#### [TASK OBJECTIVE]
Reproduce every entry exactly as shown.

** Start SOURCE DATA **

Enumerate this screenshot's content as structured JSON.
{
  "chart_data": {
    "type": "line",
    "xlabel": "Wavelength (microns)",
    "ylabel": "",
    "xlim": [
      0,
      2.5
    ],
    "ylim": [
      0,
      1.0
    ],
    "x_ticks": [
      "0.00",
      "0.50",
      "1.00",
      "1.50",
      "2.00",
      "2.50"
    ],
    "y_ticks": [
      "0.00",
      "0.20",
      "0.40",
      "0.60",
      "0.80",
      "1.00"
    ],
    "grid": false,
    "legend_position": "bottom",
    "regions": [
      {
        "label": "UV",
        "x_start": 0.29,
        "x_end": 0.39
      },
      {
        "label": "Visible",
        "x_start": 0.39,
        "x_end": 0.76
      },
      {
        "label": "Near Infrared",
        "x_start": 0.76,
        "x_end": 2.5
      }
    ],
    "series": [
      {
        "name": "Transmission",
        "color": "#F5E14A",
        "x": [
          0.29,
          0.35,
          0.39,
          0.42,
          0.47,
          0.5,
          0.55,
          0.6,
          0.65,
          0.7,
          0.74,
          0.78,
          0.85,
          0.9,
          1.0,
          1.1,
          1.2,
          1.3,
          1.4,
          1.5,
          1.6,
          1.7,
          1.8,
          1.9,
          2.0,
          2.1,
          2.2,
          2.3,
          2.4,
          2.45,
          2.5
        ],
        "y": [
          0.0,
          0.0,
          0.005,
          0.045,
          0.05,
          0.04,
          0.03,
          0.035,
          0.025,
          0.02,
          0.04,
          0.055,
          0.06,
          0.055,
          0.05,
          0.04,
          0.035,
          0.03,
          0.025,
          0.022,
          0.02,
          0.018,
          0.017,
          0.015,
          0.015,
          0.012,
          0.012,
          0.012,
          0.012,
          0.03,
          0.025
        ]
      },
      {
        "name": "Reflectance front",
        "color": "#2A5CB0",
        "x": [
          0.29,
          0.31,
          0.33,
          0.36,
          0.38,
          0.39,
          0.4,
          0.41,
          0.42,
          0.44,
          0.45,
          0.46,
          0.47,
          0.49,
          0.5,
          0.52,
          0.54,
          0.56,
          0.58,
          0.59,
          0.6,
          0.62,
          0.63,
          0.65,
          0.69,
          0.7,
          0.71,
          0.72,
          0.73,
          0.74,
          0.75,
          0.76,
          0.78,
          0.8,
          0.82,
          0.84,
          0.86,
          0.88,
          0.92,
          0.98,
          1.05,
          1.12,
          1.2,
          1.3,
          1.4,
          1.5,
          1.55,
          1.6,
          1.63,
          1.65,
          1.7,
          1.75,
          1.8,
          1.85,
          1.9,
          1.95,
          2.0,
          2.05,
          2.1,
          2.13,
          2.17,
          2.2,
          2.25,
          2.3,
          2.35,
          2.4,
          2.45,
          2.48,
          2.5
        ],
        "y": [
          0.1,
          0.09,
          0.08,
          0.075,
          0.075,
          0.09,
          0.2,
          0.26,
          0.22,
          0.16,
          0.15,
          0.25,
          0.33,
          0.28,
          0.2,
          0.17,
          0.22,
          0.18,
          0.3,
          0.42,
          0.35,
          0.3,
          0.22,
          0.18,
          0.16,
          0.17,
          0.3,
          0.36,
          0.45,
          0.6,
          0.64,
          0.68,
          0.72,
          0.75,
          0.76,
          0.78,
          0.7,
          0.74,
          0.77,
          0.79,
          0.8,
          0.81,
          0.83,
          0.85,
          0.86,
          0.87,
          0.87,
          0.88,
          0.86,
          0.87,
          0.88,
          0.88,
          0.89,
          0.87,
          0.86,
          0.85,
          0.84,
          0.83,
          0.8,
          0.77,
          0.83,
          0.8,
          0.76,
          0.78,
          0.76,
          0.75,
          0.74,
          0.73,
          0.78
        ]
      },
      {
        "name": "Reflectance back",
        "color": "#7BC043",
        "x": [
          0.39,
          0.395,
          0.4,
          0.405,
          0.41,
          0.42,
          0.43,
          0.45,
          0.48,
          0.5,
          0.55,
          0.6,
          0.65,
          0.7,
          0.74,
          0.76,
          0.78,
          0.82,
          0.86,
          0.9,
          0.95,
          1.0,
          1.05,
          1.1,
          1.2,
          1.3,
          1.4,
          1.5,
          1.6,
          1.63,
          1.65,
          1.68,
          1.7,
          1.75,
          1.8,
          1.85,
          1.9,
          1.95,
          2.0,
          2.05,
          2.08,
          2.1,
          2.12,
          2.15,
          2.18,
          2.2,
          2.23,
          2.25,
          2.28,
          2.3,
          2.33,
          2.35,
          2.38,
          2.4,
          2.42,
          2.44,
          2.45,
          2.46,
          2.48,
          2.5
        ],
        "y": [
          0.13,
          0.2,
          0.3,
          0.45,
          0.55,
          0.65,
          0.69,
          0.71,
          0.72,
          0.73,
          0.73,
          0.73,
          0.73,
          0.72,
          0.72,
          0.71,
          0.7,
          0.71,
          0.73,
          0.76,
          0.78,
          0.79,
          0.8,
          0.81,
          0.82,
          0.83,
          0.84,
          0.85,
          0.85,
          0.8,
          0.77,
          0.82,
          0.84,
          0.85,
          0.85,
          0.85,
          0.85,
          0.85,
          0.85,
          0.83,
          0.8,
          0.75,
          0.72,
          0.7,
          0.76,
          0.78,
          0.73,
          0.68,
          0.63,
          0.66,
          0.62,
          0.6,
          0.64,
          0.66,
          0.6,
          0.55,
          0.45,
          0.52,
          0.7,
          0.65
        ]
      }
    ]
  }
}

** End SOURCE DATA **

#### [TASK SOLUTION]
Enumerate this screenshot's content as structured JSON.
{
  "chart_data": {
    "type": "line",
    "xlabel": "Wavelength (microns)",
    "ylabel": "",
    "xlim": [
      0,
      2.5
    ],
    "ylim": [
      0,
      1.0
    ],
    "x_ticks": [
      "0.00",
      "0.50",
      "1.00",
      "1.50",
      "2.00",
      "2.50"
    ],
    "y_ticks": [
      "0.00",
      "0.20",
      "0.40",
      "0.60",
      "0.80",
      "1.00"
    ],
    "grid": false,
    "legend_position": "bottom",
    "regions": [
      {
        "label": "UV",
        "x_start": 0.29,
        "x_end": 0.39
      },
      {
        "label": "Visible",
        "x_start": 0.39,
        "x_end": 0.76
      },
      {
        "label": "Near Infrared",
        "x_start": 0.76,
        "x_end": 2.5
      }
    ],
    "series": [
      {
        "name": "Transmission",
        "color": "#F5E14A",
        "x": [
          0.29,
          0.35,
          0.39,
          0.42,
          0.47,
          0.5,
          0.55,
          0.6,
          0.65,
          0.7,
          0.74,
          0.78,
          0.85,
          0.9,
          1.0,
          1.1,
          1.2,
          1.3,
          1.4,
          1.5,
          1.6,
          1.7,
          1.8,
          1.9,
          2.0,
          2.1,
          2.2,
          2.3,
          2.4,
          2.45,
          2.5
        ],
        "y": [
          0.0,
          0.0,
          0.005,
          0.045,
          0.05,
          0.04,
          0.03,
          0.035,
          0.025,
          0.02,
          0.04,
          0.055,
          0.06,
          0.055,
          0.05,
          0.04,
          0.035,
          0.03,
          0.025,
          0.022,
          0.02,
          0.018,
          0.017,
          0.015,
          0.015,
          0.012,
          0.012,
          0.012,
          0.012,
          0.03,
          0.025
        ]
      },
      {
        "name": "Reflectance front",
        "color": "#2A5CB0",
        "x": [
          0.29,
          0.31,
          0.33,
          0.36,
          0.38,
          0.39,
          0.4,
          0.41,
          0.42,
          0.44,
          0.45,
          0.46,
          0.47,
          0.49,
          0.5,
          0.52,
          0.54,
          0.56,
          0.58,
          0.59,
          0.6,
          0.62,
          0.63,
          0.65,
          0.69,
          0.7,
          0.71,
          0.72,
          0.73,
          0.74,
          0.75,
          0.76,
          0.78,
          0.8,
          0.82,
          0.84,
          0.86,
          0.88,
          0.92,
          0.98,
          1.05,
          1.12,
          1.2,
          1.3,
          1.4,
          1.5,
          1.55,
          1.6,
          1.63,
          1.65,
          1.7,
          1.75,
          1.8,
          1.85,
          1.9,
          1.95,
          2.0,
          2.05,
          2.1,
          2.13,
          2.17,
          2.2,
          2.25,
          2.3,
          2.35,
          2.4,
          2.45,
          2.48,
          2.5
        ],
        "y": [
          0.1,
          0.09,
          0.08,
          0.075,
          0.075,
          0.09,
          0.2,
          0.26,
          0.22,
          0.16,
          0.15,
          0.25,
          0.33,
          0.28,
          0.2,
          0.17,
          0.22,
          0.18,
          0.3,
          0.42,
          0.35,
          0.3,
          0.22,
          0.18,
          0.16,
          0.17,
          0.3,
          0.36,
          0.45,
          0.6,
          0.64,
          0.68,
          0.72,
          0.75,
          0.76,
          0.78,
          0.7,
          0.74,
          0.77,
          0.79,
          0.8,
          0.81,
          0.83,
          0.85,
          0.86,
          0.87,
          0.87,
          0.88,
          0.86,
          0.87,
          0.88,
          0.88,
          0.89,
          0.87,
          0.86,
          0.85,
          0.84,
          0.83,
          0.8,
          0.77,
          0.83,
          0.8,
          0.76,
          0.78,
          0.76,
          0.75,
          0.74,
          0.73,
          0.78
        ]
      },
      {
        "name": "Reflectance back",
        "color": "#7BC043",
        "x": [
          0.39,
          0.395,
          0.4,
          0.405,
          0.41,
          0.42,
          0.43,
          0.45,
          0.48,
          0.5,
          0.55,
          0.6,
          0.65,
          0.7,
          0.74,
          0.76,
          0.78,
          0.82,
          0.86,
          0.9,
          0.95,
          1.0,
          1.05,
          1.1,
          1.2,
          1.3,
          1.4,
          1.5,
          1.6,
          1.63,
          1.65,
          1.68,
          1.7,
          1.75,
          1.8,
          1.85,
          1.9,
          1.95,
          2.0,
          2.05,
          2.08,
          2.1,
          2.12,
          2.15,
          2.18,
          2.2,
          2.23,
          2.25,
          2.28,
          2.3,
          2.33,
          2.35,
          2.38,
          2.4,
          2.42,
          2.44,
          2.45,
          2.46,
          2.48,
          2.5
        ],
        "y": [
          0.13,
          0.2,
          0.3,
          0.45,
          0.55,
          0.65,
          0.69,
          0.71,
          0.72,
          0.73,
          0.73,
          0.73,
          0.73,
          0.72,
          0.72,
          0.71,
          0.7,
          0.71,
          0.73,
          0.76,
          0.78,
          0.79,
          0.8,
          0.81,
          0.82,
          0.83,
          0.84,
          0.85,
          0.85,
          0.8,
          0.77,
          0.82,
          0.84,
          0.85,
          0.85,
          0.85,
          0.85,
          0.85,
          0.85,
          0.83,
          0.8,
          0.75,
          0.72,
          0.7,
          0.76,
          0.78,
          0.73,
          0.68,
          0.63,
          0.66,
          0.62,
          0.6,
          0.64,
          0.66,
          0.6,
          0.55,
          0.45,
          0.52,
          0.7,
          0.65
        ]
      }
    ]
  }
}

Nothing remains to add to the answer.